> _To be done_
Your answer should be one number: how many lines of the records hold the string "nghiệm".

..........

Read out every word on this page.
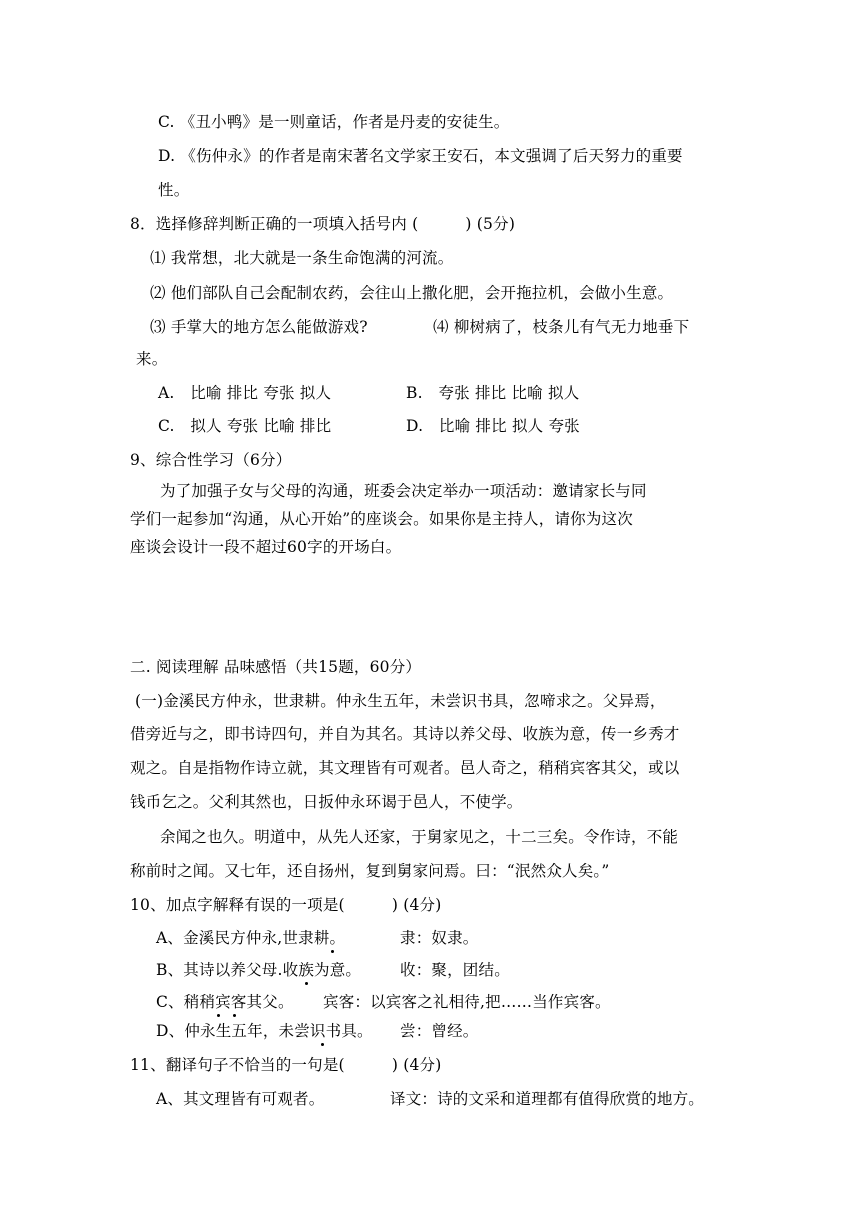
C. 《丑小鸭》是一则童话，作者是丹麦的安徒生。
D. 《伤仲永》的作者是南宋著名文学家王安石，本文强调了后天努力的重要
性。
8．选择修辞判断正确的一项填入括号内 (　　　) (5分)
⑴ 我常想，北大就是一条生命饱满的河流。
⑵ 他们部队自己会配制农药，会往山上撒化肥，会开拖拉机，会做小生意。
⑶ 手掌大的地方怎么能做游戏?	⑷ 柳树病了，枝条儿有气无力地垂下
来。
A.　比喻 排比 夸张 拟人	B.　夸张 排比 比喻 拟人
C.　拟人 夸张 比喻 排比	D.　比喻 排比 拟人 夸张
9、综合性学习（6分）
为了加强子女与父母的沟通，班委会决定举办一项活动：邀请家长与同
学们一起参加“沟通，从心开始”的座谈会。如果你是主持人，请你为这次
座谈会设计一段不超过60字的开场白。
二. 阅读理解 品味感悟（共15题，60分）
(一)金溪民方仲永，世隶耕。仲永生五年，未尝识书具，忽啼求之。父异焉，
借旁近与之，即书诗四句，并自为其名。其诗以养父母、收族为意，传一乡秀才
观之。自是指物作诗立就，其文理皆有可观者。邑人奇之，稍稍宾客其父，或以
钱币乞之。父利其然也，日扳仲永环谒于邑人，不使学。
余闻之也久。明道中，从先人还家，于舅家见之，十二三矣。令作诗，不能
称前时之闻。又七年，还自扬州，复到舅家问焉。曰：“泯然众人矣。”
10、加点字解释有误的一项是(　　　) (4分)
A、金溪民方仲永,世隶耕。	隶：奴隶。
B、其诗以养父母.收族为意。	收：聚，团结。
C、稍稍宾客其父。 宾客：以宾客之礼相待,把……当作宾客。
D、仲永生五年，未尝识书具。 尝：曾经。
11、翻译句子不恰当的一句是(　　　) (4分)
A、其文理皆有可观者。	译文：诗的文采和道理都有值得欣赏的地方。
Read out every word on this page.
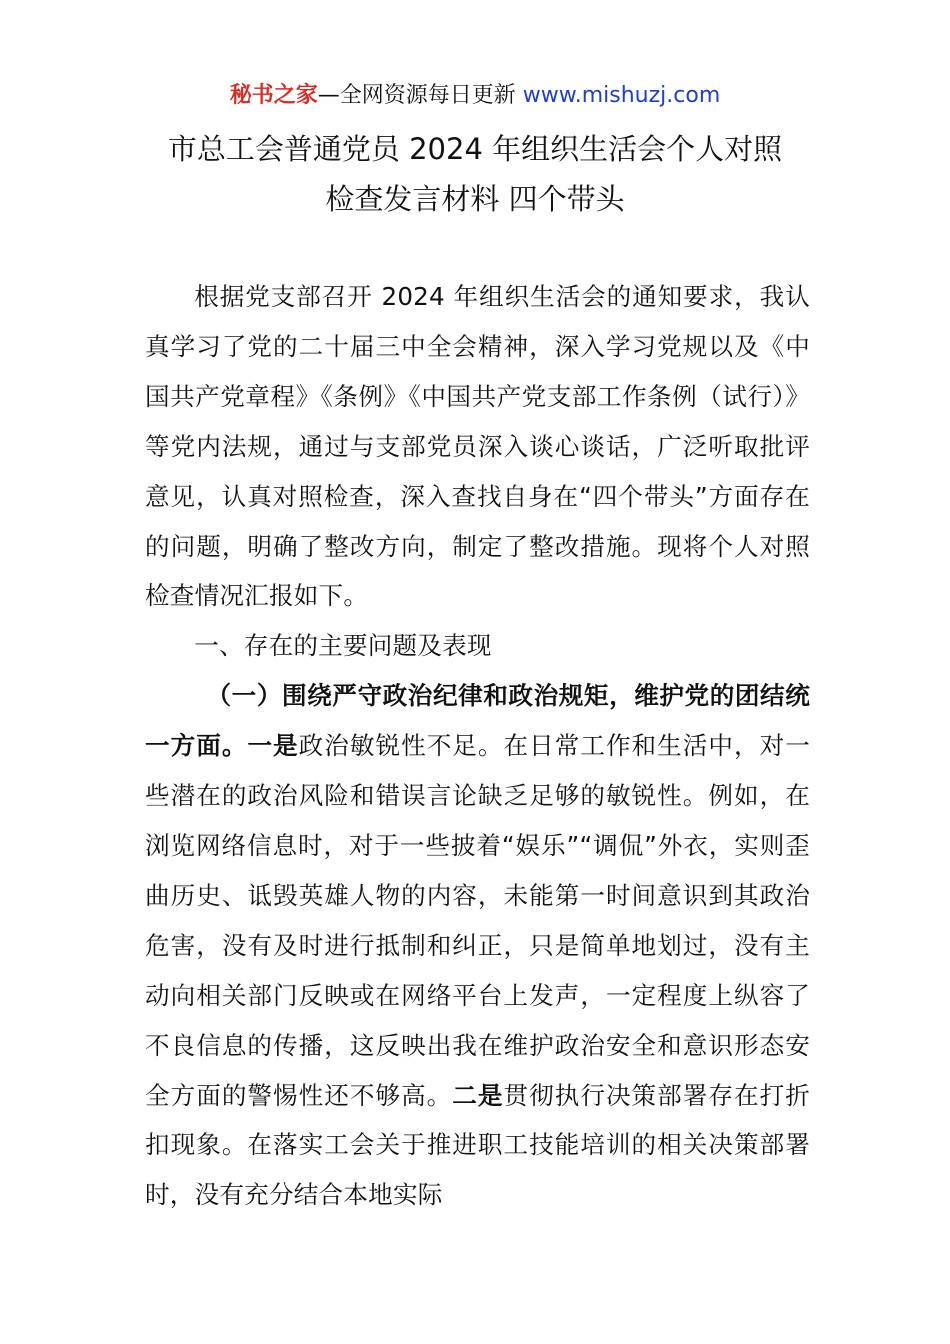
秘书之家—全网资源每日更新 www.mishuzj.com
市总工会普通党员 2024 年组织生活会个人对照
检查发言材料 四个带头

根据党支部召开 2024 年组织生活会的通知要求，我认真学习了党的二十届三中全会精神，深入学习党规以及《中国共产党章程》《条例》《中国共产党支部工作条例（试行）》等党内法规，通过与支部党员深入谈心谈话，广泛听取批评意见，认真对照检查，深入查找自身在“四个带头”方面存在的问题，明确了整改方向，制定了整改措施。现将个人对照检查情况汇报如下。

一、存在的主要问题及表现

（一）围绕严守政治纪律和政治规矩，维护党的团结统一方面。一是政治敏锐性不足。在日常工作和生活中，对一些潜在的政治风险和错误言论缺乏足够的敏锐性。例如，在浏览网络信息时，对于一些披着“娱乐”“调侃”外衣，实则歪曲历史、诋毁英雄人物的内容，未能第一时间意识到其政治危害，没有及时进行抵制和纠正，只是简单地划过，没有主动向相关部门反映或在网络平台上发声，一定程度上纵容了不良信息的传播，这反映出我在维护政治安全和意识形态安全方面的警惕性还不够高。二是贯彻执行决策部署存在打折扣现象。在落实工会关于推进职工技能培训的相关决策部署时，没有充分结合本地实际
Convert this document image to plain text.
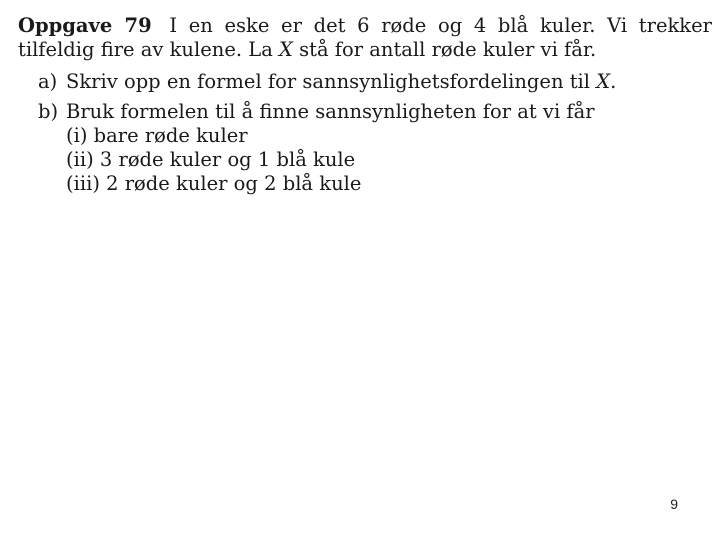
Oppgave 79 I en eske er det 6 røde og 4 blå kuler. Vi trekker tilfeldig fire av kulene. La X stå for antall røde kuler vi får.

a) Skriv opp en formel for sannsynlighetsfordelingen til X.
b) Bruk formelen til å finne sannsynligheten for at vi får
(i) bare røde kuler
(ii) 3 røde kuler og 1 blå kule
(iii) 2 røde kuler og 2 blå kule
9
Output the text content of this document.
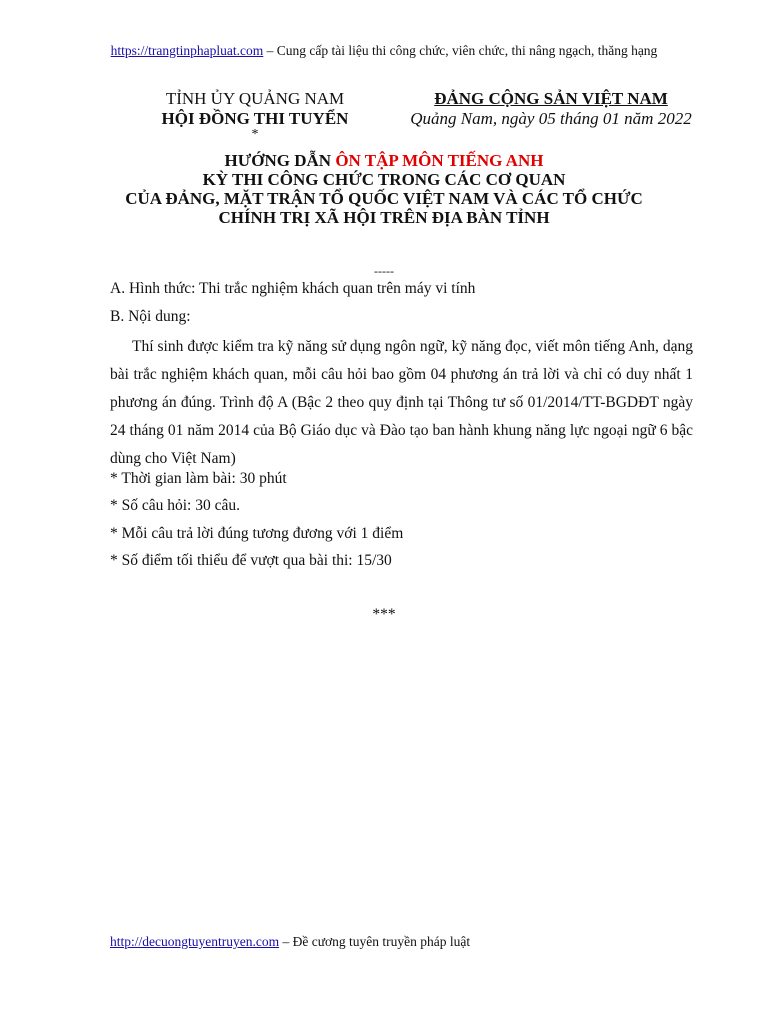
https://trangtinphapluat.com – Cung cấp tài liệu thi công chức, viên chức, thi nâng ngạch, thăng hạng
TỈNH ỦY QUẢNG NAM
HỘI ĐỒNG THI TUYỂN
*
ĐẢNG CỘNG SẢN VIỆT NAM
Quảng Nam, ngày 05 tháng 01 năm 2022
HƯỚNG DẪN ÔN TẬP MÔN TIẾNG ANH
KỲ THI CÔNG CHỨC TRONG CÁC CƠ QUAN
CỦA ĐẢNG, MẶT TRẬN TỔ QUỐC VIỆT NAM VÀ CÁC TỔ CHỨC
CHÍNH TRỊ XÃ HỘI TRÊN ĐỊA BÀN TỈNH
-----
A. Hình thức: Thi trắc nghiệm khách quan trên máy vi tính
B. Nội dung:
Thí sinh được kiểm tra kỹ năng sử dụng ngôn ngữ, kỹ năng đọc, viết môn tiếng Anh, dạng bài trắc nghiệm khách quan, mỗi câu hỏi bao gồm 04 phương án trả lời và chỉ có duy nhất 1 phương án đúng. Trình độ A (Bậc 2 theo quy định tại Thông tư số 01/2014/TT-BGDĐT ngày 24 tháng 01 năm 2014 của Bộ Giáo dục và Đào tạo ban hành khung năng lực ngoại ngữ 6 bậc dùng cho Việt Nam)
* Thời gian làm bài: 30 phút
* Số câu hỏi: 30 câu.
* Mỗi câu trả lời đúng tương đương với 1 điểm
* Số điểm tối thiểu để vượt qua bài thi: 15/30
***
http://decuongtuyentruyen.com – Đề cương tuyên truyền pháp luật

..........

> _Result of the exercise_
2